= Tasks to carry out =
1/ In the forum post about the Hive exception, which Hive version does the poster report using?
2/ Continue the forum post about the Hive exception from the point where it stops.

= Document segment =
Support Questions
Find answers, ask questions, and share your expertise
Announcements
Alert: Welcome to the Unified Cloudera Community. Former HCC members be sure to read and learn how to activate your account here.

UDAF and count distinct leads to exception

UDAF and count distinct leads to exception

New Contributor

on Hive (version 3.1.0.3.0.1.0-187) I get an exception when i use a udaf along with a count distinct. I have tried it with multiple udaf so i think it is not limited to my udaf implementation.

NOT WORKING

SELECT
hll_estimate(c1) c_2,
count(distinct c1) c_3
FROM
(
select 1 as c1
union all
select 1 as c1
union all
select 2 as c1
)t1

EXCEPTION

Caused by: org.apache.hadoop.hive.ql.metadata.HiveException: Hive Runtime Error while processing row (tag=0) {"key":{"_col0":1},"value":{"_col0":"abc.0.68:s24_AAAYAQEAAAACd9wX"}}
	at org.apache.hadoop.hive.ql.exec.tez.ReduceRecordSource$GroupIterator.next(ReduceRecordSource.java:372)

= Data lines =
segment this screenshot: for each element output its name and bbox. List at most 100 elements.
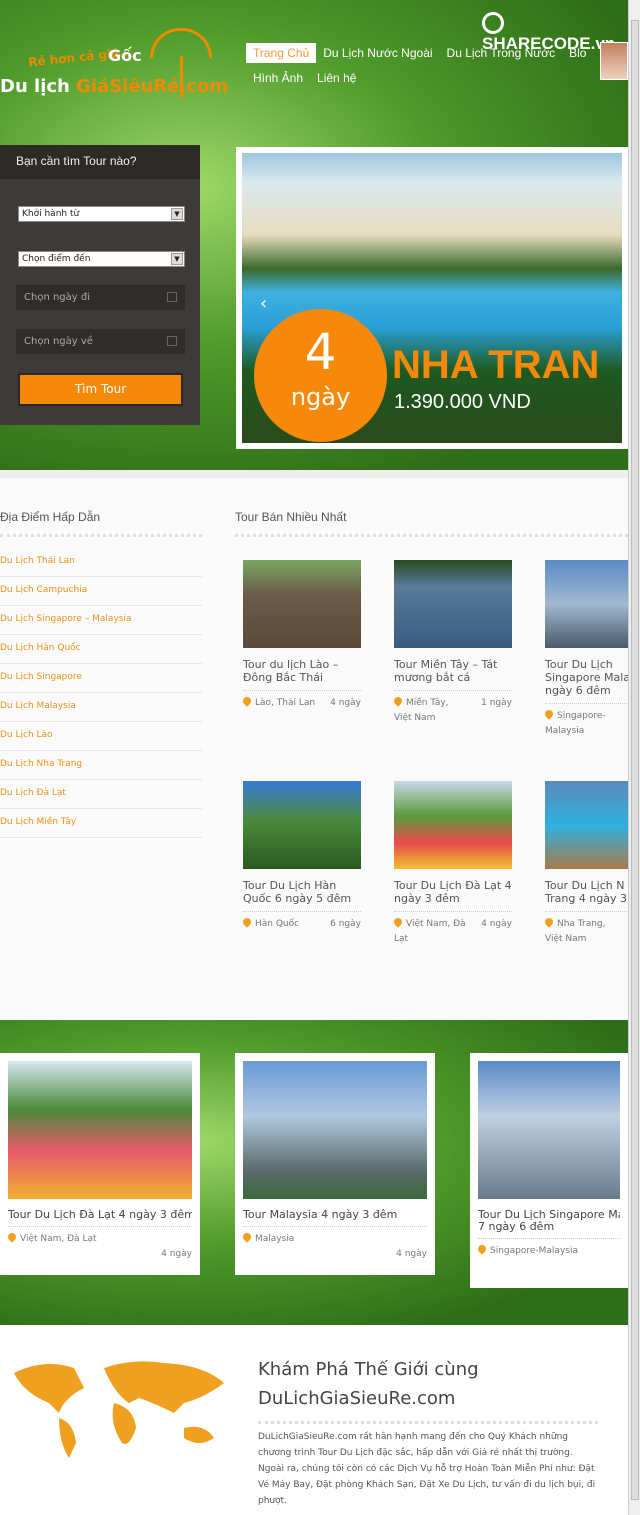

= Task answers =
1/ Hive version 3.1.0.3.0.1.0-187.

2/
	at org.apache.hadoop.hive.ql.exec.tez.ReduceRecordSource.pushRecord(ReduceRecordSource.java:294)
	... 18 more
Caused by: org.apache.hadoop.hive.ql.metadata.HiveException: Unable to execute method public boolean com.zzz.qqq.yyy.xxx$Evaluator.merge(java.lang.String) with arguments {abc.0.68:s24_AAAYAQEAAAACd9wX}:argument type mismatch
	at org.apache.hadoop.hive.ql.exec.FunctionRegistry.invoke(FunctionRegistry.java:1111)
	at org.apache.hadoop.hive.ql.udf.generic.GenericUDAFBridge$GenericUDAFBridgeEvaluator.merge(GenericUDAFBridge.java:176)
	at org.apache.hadoop.hive.ql.udf.generic.GenericUDAFEvaluator.aggregate(GenericUDAFEvaluator.java:216)
	at org.apache.hadoop.hive.ql.exec.GroupByOperator.updateAggregations(GroupByOperator.java:641)
	at org.apache.hadoop.hive.ql.exec.GroupByOperator.processAggr(GroupByOperator.java:880)
	at org.apache.hadoop.hive.ql.exec.GroupByOperator.processKey(GroupByOperator.java:724)
	at org.apache.hadoop.hive.ql.exec.GroupByOperator.process(GroupByOperator.java:790)
	at org.apache.hadoop.hive.ql.exec.tez.ReduceRecordSource$GroupIterator.next(ReduceRecordSource.java:363)
	... 19 more
Caused by: java.lang.IllegalArgumentException: argument type mismatch
	at sun.reflect.NativeMethodAccessorImpl.invoke0(Native Method)
	at sun.reflect.NativeMethodAccessorImpl.invoke(NativeMethodAccessorImpl.java:62)
	at sun.reflect.DelegatingMethodAccessorImpl.invoke(DelegatingMethodAccessorImpl.java:43)
	at java.lang.reflect.Method.invoke(Method.java:498)
	at org.apache.hadoop.hive.ql.exec.FunctionRegistry.invoke(FunctionRegistry.java:1091)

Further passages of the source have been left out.